▸ **EXERCISE DIRECTIONS**: Filter this data down to the lines that hold "keimenden", and copy them.

▸ **SUPPLIED INFORMATION**:
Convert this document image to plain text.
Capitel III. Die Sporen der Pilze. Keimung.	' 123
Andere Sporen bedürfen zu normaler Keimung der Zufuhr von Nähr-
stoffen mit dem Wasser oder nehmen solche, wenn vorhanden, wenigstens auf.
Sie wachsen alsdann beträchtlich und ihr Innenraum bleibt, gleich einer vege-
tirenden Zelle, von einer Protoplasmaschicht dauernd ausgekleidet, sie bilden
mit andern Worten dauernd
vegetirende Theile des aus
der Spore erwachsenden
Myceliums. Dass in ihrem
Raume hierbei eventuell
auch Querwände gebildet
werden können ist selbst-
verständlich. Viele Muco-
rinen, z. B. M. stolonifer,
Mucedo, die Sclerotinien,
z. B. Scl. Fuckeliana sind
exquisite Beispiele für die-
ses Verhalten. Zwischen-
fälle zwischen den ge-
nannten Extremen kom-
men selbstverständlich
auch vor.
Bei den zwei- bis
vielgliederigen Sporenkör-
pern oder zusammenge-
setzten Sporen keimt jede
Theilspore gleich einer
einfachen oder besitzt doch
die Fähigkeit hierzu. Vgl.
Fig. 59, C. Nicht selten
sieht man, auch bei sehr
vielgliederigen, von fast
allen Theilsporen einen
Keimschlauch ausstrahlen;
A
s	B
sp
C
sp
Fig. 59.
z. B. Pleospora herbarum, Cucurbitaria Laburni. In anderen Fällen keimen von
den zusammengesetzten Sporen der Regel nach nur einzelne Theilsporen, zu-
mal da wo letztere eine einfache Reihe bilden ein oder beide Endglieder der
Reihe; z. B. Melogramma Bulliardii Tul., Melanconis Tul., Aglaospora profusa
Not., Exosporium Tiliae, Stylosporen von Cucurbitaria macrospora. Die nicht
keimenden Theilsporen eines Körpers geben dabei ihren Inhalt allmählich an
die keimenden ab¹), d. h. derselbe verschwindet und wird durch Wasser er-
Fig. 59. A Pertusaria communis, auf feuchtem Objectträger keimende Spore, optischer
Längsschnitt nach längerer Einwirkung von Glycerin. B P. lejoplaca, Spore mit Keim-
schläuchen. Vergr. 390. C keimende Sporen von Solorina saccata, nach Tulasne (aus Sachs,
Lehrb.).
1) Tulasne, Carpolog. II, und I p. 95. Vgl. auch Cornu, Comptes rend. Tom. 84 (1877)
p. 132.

▸ **EXERCISE SOLUTION**:
keimenden Theilsporen eines Körpers geben dabei ihren Inhalt allmählich an
die keimenden ab¹), d. h. derselbe verschwindet und wird durch Wasser er-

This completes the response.